▶ **Material to process**:
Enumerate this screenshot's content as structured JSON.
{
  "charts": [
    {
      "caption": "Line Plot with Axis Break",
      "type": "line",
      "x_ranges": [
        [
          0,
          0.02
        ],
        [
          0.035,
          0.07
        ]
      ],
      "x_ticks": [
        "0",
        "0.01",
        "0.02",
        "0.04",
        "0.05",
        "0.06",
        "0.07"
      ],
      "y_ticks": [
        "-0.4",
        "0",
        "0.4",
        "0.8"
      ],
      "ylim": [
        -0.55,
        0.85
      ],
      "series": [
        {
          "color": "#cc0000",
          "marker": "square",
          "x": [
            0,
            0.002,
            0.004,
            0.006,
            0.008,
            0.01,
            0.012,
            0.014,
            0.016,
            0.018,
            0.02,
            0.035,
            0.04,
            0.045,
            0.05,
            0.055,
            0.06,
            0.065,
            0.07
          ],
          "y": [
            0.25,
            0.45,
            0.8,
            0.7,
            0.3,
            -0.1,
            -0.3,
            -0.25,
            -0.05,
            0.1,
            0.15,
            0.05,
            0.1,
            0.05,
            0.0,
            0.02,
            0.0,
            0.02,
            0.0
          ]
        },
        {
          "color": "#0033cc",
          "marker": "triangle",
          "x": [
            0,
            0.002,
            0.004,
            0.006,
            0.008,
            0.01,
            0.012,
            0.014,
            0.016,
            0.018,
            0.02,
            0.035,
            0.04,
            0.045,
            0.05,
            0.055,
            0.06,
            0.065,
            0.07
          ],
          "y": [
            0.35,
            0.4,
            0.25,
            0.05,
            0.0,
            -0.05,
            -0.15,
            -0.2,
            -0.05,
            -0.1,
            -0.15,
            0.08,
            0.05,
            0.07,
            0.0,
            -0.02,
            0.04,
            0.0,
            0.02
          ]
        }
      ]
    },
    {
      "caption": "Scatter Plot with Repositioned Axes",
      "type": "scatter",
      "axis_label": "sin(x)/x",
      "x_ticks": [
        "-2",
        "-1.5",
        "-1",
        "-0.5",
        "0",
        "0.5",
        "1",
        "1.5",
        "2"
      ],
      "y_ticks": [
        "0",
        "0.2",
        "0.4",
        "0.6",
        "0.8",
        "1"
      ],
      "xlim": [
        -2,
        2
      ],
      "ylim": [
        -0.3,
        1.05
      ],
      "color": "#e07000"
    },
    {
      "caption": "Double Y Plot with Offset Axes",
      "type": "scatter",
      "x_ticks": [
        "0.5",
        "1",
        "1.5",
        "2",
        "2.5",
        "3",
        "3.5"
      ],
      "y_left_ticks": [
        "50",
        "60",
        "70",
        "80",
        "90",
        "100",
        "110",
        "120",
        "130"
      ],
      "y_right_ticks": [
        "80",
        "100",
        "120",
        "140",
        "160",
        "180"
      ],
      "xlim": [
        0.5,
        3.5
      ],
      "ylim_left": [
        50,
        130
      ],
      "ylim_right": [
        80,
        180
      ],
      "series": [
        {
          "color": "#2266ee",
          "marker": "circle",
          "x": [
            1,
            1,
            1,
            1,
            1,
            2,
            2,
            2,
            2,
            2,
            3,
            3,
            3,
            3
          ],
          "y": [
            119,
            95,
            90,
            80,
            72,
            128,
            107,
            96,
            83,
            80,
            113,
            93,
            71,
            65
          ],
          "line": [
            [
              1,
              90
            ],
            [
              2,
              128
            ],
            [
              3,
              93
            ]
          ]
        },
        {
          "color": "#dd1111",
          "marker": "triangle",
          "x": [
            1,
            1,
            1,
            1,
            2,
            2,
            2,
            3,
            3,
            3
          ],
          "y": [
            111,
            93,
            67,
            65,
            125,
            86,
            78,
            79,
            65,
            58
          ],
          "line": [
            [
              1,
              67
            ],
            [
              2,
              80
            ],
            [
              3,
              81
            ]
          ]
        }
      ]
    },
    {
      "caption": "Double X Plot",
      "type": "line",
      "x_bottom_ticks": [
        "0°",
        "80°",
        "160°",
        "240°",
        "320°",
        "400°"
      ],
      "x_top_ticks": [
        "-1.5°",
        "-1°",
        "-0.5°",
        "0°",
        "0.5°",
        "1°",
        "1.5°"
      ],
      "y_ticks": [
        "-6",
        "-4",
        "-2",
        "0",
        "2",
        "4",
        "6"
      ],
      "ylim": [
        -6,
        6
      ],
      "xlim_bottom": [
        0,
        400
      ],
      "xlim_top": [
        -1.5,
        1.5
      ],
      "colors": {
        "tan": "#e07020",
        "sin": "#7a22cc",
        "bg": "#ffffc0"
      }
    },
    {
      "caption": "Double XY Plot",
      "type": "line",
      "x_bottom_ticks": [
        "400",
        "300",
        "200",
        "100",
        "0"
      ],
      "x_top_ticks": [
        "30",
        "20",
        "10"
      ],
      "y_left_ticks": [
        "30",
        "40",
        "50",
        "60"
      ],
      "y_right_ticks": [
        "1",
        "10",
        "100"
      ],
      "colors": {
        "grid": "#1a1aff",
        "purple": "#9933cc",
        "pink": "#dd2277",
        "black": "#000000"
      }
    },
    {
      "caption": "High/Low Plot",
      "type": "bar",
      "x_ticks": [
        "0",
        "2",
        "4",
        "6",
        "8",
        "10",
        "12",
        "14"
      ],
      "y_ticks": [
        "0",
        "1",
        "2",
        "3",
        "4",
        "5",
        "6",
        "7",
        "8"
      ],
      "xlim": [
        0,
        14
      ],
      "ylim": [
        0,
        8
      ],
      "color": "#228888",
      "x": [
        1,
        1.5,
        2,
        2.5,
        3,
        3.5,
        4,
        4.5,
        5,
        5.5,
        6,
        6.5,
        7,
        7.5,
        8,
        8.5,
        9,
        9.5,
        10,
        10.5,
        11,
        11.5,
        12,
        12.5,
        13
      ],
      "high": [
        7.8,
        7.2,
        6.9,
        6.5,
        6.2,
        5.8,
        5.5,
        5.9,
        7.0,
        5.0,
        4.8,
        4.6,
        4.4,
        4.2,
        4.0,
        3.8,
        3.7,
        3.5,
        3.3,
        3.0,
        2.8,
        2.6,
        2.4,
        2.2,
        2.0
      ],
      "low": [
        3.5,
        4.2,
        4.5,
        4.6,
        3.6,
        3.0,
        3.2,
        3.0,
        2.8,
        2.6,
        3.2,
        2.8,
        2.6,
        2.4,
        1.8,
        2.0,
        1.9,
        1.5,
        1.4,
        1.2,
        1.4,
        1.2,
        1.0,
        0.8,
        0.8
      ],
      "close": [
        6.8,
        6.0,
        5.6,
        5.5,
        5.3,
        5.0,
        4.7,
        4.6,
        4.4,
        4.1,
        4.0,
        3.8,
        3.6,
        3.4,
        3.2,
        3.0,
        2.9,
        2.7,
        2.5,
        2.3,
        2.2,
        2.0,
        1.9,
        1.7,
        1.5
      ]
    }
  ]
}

▶ **Given exercise**: Which lines above contain "Axes"? Show each of them.

▶ **Solution**:
      "caption": "Scatter Plot with Repositioned Axes",
      "caption": "Double Y Plot with Offset Axes",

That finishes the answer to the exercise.